▶ AIM:
Give back the records below exactly, every one, with no pictures.

## START MATERIAL PROVIDED

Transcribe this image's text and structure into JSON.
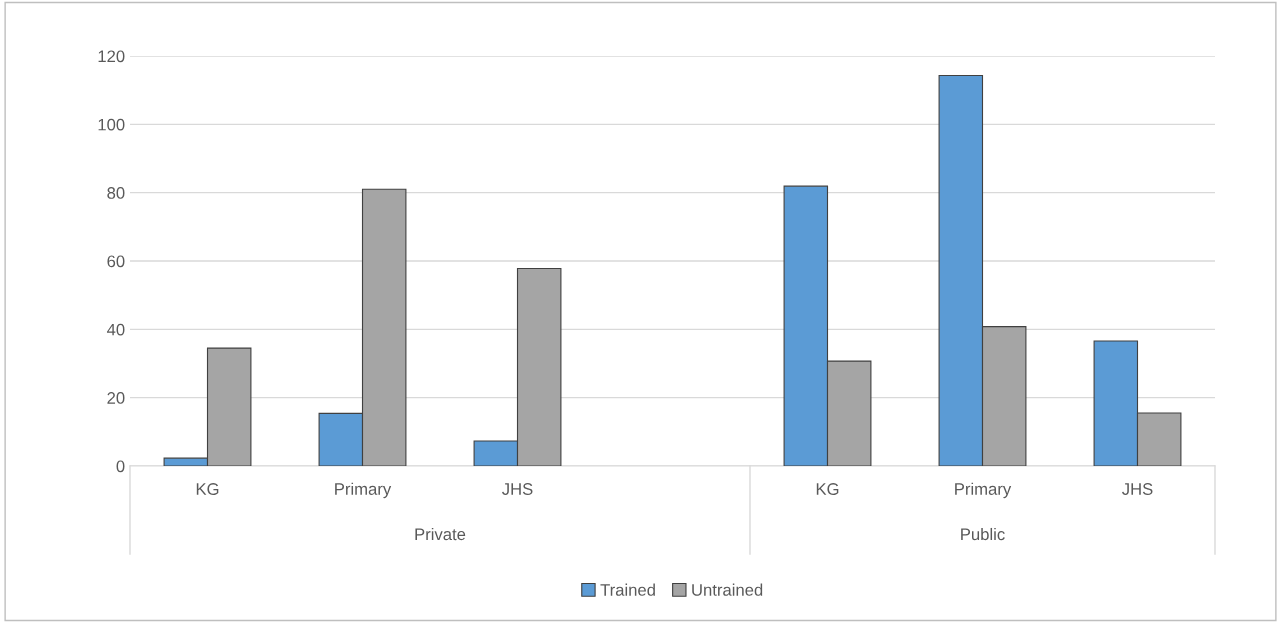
{
  "chart_data": {
    "type": "bar",
    "categories": [
      "KG",
      "Primary",
      "JHS",
      null,
      "KG",
      "Primary",
      "JHS"
    ],
    "series": [
      {
        "name": "Trained",
        "color": "#5b9bd5",
        "values": [
          2.3,
          15.4,
          7.3,
          null,
          81.9,
          114.3,
          36.6
        ]
      },
      {
        "name": "Untrained",
        "color": "#a5a5a5",
        "values": [
          34.5,
          81,
          57.8,
          null,
          30.7,
          40.8,
          15.5
        ]
      }
    ],
    "annotations": [
      "Private",
      "Public"
    ],
    "ylim": [
      0,
      120
    ],
    "yticks": [
      0,
      20,
      40,
      60,
      80,
      100,
      120
    ],
    "grid": "y",
    "legend": "bottom"
  }
}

## END MATERIAL PROVIDED

▶ TASK RESULT:
Transcribe this image's text and structure into JSON.
{
  "chart_data": {
    "type": "bar",
    "categories": [
      "KG",
      "Primary",
      "JHS",
      null,
      "KG",
      "Primary",
      "JHS"
    ],
    "series": [
      {
        "name": "Trained",
        "color": "#5b9bd5",
        "values": [
          2.3,
          15.4,
          7.3,
          null,
          81.9,
          114.3,
          36.6
        ]
      },
      {
        "name": "Untrained",
        "color": "#a5a5a5",
        "values": [
          34.5,
          81,
          57.8,
          null,
          30.7,
          40.8,
          15.5
        ]
      }
    ],
    "annotations": [
      "Private",
      "Public"
    ],
    "ylim": [
      0,
      120
    ],
    "yticks": [
      0,
      20,
      40,
      60,
      80,
      100,
      120
    ],
    "grid": "y",
    "legend": "bottom"
  }
}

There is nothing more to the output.